# Exercise prompt
Copy out every record below with complete accuracy.
## begin
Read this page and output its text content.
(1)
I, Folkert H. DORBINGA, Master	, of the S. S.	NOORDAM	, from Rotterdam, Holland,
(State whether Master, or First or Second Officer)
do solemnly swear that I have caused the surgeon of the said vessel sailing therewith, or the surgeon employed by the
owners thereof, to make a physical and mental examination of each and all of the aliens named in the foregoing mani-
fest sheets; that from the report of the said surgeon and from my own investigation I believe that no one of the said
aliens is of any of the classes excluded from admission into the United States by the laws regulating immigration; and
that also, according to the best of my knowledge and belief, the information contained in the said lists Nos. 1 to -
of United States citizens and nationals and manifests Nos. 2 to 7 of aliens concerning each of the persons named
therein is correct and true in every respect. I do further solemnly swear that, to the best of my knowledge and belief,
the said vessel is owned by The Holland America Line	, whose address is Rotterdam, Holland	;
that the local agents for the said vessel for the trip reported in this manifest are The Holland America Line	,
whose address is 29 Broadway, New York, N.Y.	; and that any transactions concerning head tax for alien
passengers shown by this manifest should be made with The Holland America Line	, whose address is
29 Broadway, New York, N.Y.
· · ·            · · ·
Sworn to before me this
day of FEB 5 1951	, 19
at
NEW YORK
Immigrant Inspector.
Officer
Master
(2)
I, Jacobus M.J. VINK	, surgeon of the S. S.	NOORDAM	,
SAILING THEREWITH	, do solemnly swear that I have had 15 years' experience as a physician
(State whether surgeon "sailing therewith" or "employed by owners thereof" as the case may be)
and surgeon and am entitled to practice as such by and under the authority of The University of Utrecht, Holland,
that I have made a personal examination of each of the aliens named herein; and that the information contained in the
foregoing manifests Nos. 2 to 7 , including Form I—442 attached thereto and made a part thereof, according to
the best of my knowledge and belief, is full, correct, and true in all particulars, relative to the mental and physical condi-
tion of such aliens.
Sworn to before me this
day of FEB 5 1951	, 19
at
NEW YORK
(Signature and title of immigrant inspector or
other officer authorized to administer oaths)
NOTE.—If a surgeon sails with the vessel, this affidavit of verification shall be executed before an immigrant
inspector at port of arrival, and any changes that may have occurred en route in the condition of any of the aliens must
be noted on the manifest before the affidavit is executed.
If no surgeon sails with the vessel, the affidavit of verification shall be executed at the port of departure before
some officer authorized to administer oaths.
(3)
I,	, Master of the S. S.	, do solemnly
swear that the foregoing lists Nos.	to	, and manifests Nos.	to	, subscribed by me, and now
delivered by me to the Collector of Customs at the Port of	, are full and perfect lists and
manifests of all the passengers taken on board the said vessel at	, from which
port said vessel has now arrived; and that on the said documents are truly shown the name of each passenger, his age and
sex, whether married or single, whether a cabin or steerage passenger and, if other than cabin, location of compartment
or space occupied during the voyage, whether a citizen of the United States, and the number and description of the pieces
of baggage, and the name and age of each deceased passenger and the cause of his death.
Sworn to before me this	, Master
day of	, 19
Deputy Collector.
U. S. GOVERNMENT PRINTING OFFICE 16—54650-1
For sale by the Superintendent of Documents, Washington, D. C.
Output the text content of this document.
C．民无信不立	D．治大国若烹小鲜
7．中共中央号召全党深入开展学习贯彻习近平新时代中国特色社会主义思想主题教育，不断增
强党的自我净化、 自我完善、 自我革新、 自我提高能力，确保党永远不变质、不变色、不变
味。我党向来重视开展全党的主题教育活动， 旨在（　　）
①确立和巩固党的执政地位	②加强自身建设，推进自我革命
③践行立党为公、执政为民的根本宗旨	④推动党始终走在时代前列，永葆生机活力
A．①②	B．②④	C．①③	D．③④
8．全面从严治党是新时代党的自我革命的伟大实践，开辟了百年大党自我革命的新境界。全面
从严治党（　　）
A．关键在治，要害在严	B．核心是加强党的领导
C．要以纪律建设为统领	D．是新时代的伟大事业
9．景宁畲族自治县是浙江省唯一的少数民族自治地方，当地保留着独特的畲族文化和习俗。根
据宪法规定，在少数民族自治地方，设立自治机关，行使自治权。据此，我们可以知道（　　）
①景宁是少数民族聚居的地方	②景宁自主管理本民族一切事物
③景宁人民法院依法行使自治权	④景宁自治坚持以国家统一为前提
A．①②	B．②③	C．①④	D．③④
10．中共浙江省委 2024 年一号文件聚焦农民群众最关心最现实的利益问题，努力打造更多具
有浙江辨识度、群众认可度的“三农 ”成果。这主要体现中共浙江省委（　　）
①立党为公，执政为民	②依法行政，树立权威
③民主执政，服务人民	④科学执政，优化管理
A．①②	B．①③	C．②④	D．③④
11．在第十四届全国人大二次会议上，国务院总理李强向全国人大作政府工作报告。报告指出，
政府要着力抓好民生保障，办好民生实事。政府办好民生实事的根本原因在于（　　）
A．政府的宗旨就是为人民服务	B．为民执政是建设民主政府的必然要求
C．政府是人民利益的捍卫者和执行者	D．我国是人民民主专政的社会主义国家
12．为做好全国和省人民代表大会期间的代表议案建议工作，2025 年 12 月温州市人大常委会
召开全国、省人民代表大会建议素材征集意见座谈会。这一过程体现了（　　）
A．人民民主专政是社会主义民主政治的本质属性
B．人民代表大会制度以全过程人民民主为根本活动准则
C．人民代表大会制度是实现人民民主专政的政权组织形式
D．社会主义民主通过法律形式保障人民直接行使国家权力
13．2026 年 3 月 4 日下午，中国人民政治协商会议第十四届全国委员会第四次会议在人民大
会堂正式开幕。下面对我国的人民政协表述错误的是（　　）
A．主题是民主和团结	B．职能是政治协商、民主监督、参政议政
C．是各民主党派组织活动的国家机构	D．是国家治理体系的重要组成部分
## end
# Correct output
Read this page and output its text content.
(1)
I, Folkert H. DORBINGA, Master	, of the S. S.	NOORDAM	, from Rotterdam, Holland,
(State whether Master, or First or Second Officer)
do solemnly swear that I have caused the surgeon of the said vessel sailing therewith, or the surgeon employed by the
owners thereof, to make a physical and mental examination of each and all of the aliens named in the foregoing mani-
fest sheets; that from the report of the said surgeon and from my own investigation I believe that no one of the said
aliens is of any of the classes excluded from admission into the United States by the laws regulating immigration; and
that also, according to the best of my knowledge and belief, the information contained in the said lists Nos. 1 to -
of United States citizens and nationals and manifests Nos. 2 to 7 of aliens concerning each of the persons named
therein is correct and true in every respect. I do further solemnly swear that, to the best of my knowledge and belief,
the said vessel is owned by The Holland America Line	, whose address is Rotterdam, Holland	;
that the local agents for the said vessel for the trip reported in this manifest are The Holland America Line	,
whose address is 29 Broadway, New York, N.Y.	; and that any transactions concerning head tax for alien
passengers shown by this manifest should be made with The Holland America Line	, whose address is
29 Broadway, New York, N.Y.
· · ·            · · ·
Sworn to before me this
day of FEB 5 1951	, 19
at
NEW YORK
Immigrant Inspector.
Officer
Master
(2)
I, Jacobus M.J. VINK	, surgeon of the S. S.	NOORDAM	,
SAILING THEREWITH	, do solemnly swear that I have had 15 years' experience as a physician
(State whether surgeon "sailing therewith" or "employed by owners thereof" as the case may be)
and surgeon and am entitled to practice as such by and under the authority of The University of Utrecht, Holland,
that I have made a personal examination of each of the aliens named herein; and that the information contained in the
foregoing manifests Nos. 2 to 7 , including Form I—442 attached thereto and made a part thereof, according to
the best of my knowledge and belief, is full, correct, and true in all particulars, relative to the mental and physical condi-
tion of such aliens.
Sworn to before me this
day of FEB 5 1951	, 19
at
NEW YORK
(Signature and title of immigrant inspector or
other officer authorized to administer oaths)
NOTE.—If a surgeon sails with the vessel, this affidavit of verification shall be executed before an immigrant
inspector at port of arrival, and any changes that may have occurred en route in the condition of any of the aliens must
be noted on the manifest before the affidavit is executed.
If no surgeon sails with the vessel, the affidavit of verification shall be executed at the port of departure before
some officer authorized to administer oaths.
(3)
I,	, Master of the S. S.	, do solemnly
swear that the foregoing lists Nos.	to	, and manifests Nos.	to	, subscribed by me, and now
delivered by me to the Collector of Customs at the Port of	, are full and perfect lists and
manifests of all the passengers taken on board the said vessel at	, from which
port said vessel has now arrived; and that on the said documents are truly shown the name of each passenger, his age and
sex, whether married or single, whether a cabin or steerage passenger and, if other than cabin, location of compartment
or space occupied during the voyage, whether a citizen of the United States, and the number and description of the pieces
of baggage, and the name and age of each deceased passenger and the cause of his death.
Sworn to before me this	, Master
day of	, 19
Deputy Collector.
U. S. GOVERNMENT PRINTING OFFICE 16—54650-1
For sale by the Superintendent of Documents, Washington, D. C.
Output the text content of this document.
C．民无信不立	D．治大国若烹小鲜
7．中共中央号召全党深入开展学习贯彻习近平新时代中国特色社会主义思想主题教育，不断增
强党的自我净化、 自我完善、 自我革新、 自我提高能力，确保党永远不变质、不变色、不变
味。我党向来重视开展全党的主题教育活动， 旨在（　　）
①确立和巩固党的执政地位	②加强自身建设，推进自我革命
③践行立党为公、执政为民的根本宗旨	④推动党始终走在时代前列，永葆生机活力
A．①②	B．②④	C．①③	D．③④
8．全面从严治党是新时代党的自我革命的伟大实践，开辟了百年大党自我革命的新境界。全面
从严治党（　　）
A．关键在治，要害在严	B．核心是加强党的领导
C．要以纪律建设为统领	D．是新时代的伟大事业
9．景宁畲族自治县是浙江省唯一的少数民族自治地方，当地保留着独特的畲族文化和习俗。根
据宪法规定，在少数民族自治地方，设立自治机关，行使自治权。据此，我们可以知道（　　）
①景宁是少数民族聚居的地方	②景宁自主管理本民族一切事物
③景宁人民法院依法行使自治权	④景宁自治坚持以国家统一为前提
A．①②	B．②③	C．①④	D．③④
10．中共浙江省委 2024 年一号文件聚焦农民群众最关心最现实的利益问题，努力打造更多具
有浙江辨识度、群众认可度的“三农 ”成果。这主要体现中共浙江省委（　　）
①立党为公，执政为民	②依法行政，树立权威
③民主执政，服务人民	④科学执政，优化管理
A．①②	B．①③	C．②④	D．③④
11．在第十四届全国人大二次会议上，国务院总理李强向全国人大作政府工作报告。报告指出，
政府要着力抓好民生保障，办好民生实事。政府办好民生实事的根本原因在于（　　）
A．政府的宗旨就是为人民服务	B．为民执政是建设民主政府的必然要求
C．政府是人民利益的捍卫者和执行者	D．我国是人民民主专政的社会主义国家
12．为做好全国和省人民代表大会期间的代表议案建议工作，2025 年 12 月温州市人大常委会
召开全国、省人民代表大会建议素材征集意见座谈会。这一过程体现了（　　）
A．人民民主专政是社会主义民主政治的本质属性
B．人民代表大会制度以全过程人民民主为根本活动准则
C．人民代表大会制度是实现人民民主专政的政权组织形式
D．社会主义民主通过法律形式保障人民直接行使国家权力
13．2026 年 3 月 4 日下午，中国人民政治协商会议第十四届全国委员会第四次会议在人民大
会堂正式开幕。下面对我国的人民政协表述错误的是（　　）
A．主题是民主和团结	B．职能是政治协商、民主监督、参政议政
C．是各民主党派组织活动的国家机构	D．是国家治理体系的重要组成部分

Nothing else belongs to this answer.